SUPPLIED DATA:
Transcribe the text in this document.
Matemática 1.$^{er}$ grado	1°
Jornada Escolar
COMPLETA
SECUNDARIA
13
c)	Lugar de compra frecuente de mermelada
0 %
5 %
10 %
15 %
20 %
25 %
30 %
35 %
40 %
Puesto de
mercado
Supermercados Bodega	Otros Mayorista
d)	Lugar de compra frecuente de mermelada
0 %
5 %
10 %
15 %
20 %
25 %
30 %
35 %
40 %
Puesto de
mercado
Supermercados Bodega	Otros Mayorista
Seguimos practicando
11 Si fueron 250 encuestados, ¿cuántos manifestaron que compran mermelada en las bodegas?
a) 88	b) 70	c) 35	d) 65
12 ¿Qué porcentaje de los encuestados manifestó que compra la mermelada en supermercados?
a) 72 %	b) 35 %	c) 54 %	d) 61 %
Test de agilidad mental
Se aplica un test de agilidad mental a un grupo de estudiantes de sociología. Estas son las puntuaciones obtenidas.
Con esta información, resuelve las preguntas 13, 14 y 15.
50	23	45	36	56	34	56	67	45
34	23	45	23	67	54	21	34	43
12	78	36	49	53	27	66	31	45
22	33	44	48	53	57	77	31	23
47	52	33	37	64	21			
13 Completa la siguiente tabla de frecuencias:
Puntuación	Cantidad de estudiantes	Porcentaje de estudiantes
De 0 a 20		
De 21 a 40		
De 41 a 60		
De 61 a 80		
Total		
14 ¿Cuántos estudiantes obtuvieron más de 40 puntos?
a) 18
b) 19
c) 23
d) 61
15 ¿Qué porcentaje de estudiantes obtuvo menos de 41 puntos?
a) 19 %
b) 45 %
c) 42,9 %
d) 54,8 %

CHALLENGE: The records above should be returned exactly.

PROBLEM SOLUTION:
Transcribe the text in this document.
Matemática 1.$^{er}$ grado	1°
Jornada Escolar
COMPLETA
SECUNDARIA
13
c)	Lugar de compra frecuente de mermelada
0 %
5 %
10 %
15 %
20 %
25 %
30 %
35 %
40 %
Puesto de
mercado
Supermercados Bodega	Otros Mayorista
d)	Lugar de compra frecuente de mermelada
0 %
5 %
10 %
15 %
20 %
25 %
30 %
35 %
40 %
Puesto de
mercado
Supermercados Bodega	Otros Mayorista
Seguimos practicando
11 Si fueron 250 encuestados, ¿cuántos manifestaron que compran mermelada en las bodegas?
a) 88	b) 70	c) 35	d) 65
12 ¿Qué porcentaje de los encuestados manifestó que compra la mermelada en supermercados?
a) 72 %	b) 35 %	c) 54 %	d) 61 %
Test de agilidad mental
Se aplica un test de agilidad mental a un grupo de estudiantes de sociología. Estas son las puntuaciones obtenidas.
Con esta información, resuelve las preguntas 13, 14 y 15.
50	23	45	36	56	34	56	67	45
34	23	45	23	67	54	21	34	43
12	78	36	49	53	27	66	31	45
22	33	44	48	53	57	77	31	23
47	52	33	37	64	21			
13 Completa la siguiente tabla de frecuencias:
Puntuación	Cantidad de estudiantes	Porcentaje de estudiantes
De 0 a 20		
De 21 a 40		
De 41 a 60		
De 61 a 80		
Total		
14 ¿Cuántos estudiantes obtuvieron más de 40 puntos?
a) 18
b) 19
c) 23
d) 61
15 ¿Qué porcentaje de estudiantes obtuvo menos de 41 puntos?
a) 19 %
b) 45 %
c) 42,9 %
d) 54,8 %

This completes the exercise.